Dataset rows |

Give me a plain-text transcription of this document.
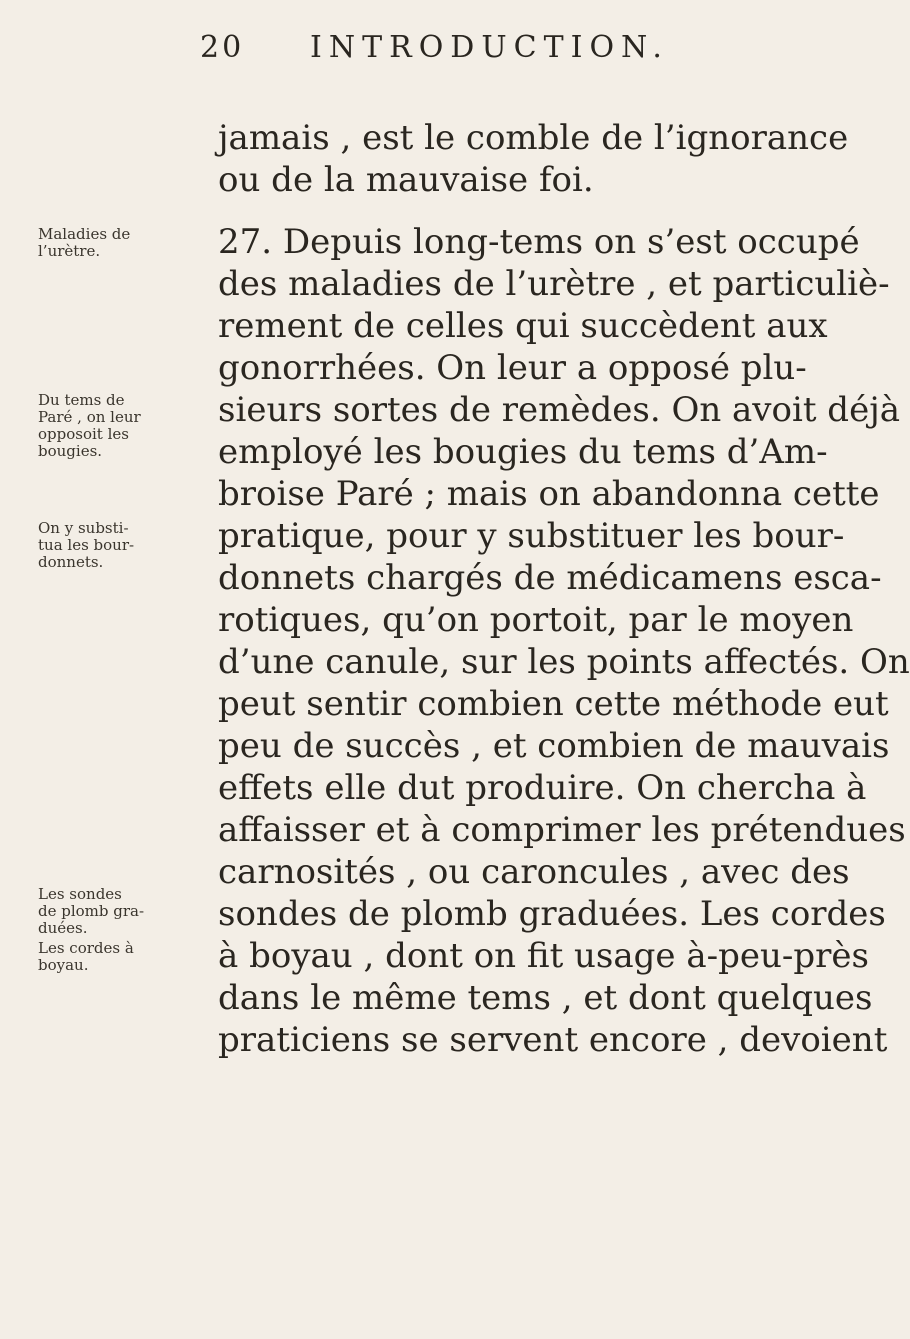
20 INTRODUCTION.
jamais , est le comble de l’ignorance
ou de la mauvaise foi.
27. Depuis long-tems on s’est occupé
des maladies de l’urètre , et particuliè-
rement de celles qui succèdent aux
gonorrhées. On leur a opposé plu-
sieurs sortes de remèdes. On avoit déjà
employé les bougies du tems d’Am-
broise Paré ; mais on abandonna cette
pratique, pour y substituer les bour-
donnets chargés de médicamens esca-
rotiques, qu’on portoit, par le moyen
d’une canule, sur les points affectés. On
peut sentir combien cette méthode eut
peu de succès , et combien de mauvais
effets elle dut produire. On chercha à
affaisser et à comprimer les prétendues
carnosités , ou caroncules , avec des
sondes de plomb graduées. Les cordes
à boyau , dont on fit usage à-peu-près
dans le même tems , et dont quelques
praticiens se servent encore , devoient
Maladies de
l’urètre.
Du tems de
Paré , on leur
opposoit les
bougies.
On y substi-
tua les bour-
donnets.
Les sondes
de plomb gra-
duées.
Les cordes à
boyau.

Aim |
Identify every line where the string "cordes" appears.

Solution to the problem |
sondes de plomb graduées. Les cordes
Les cordes à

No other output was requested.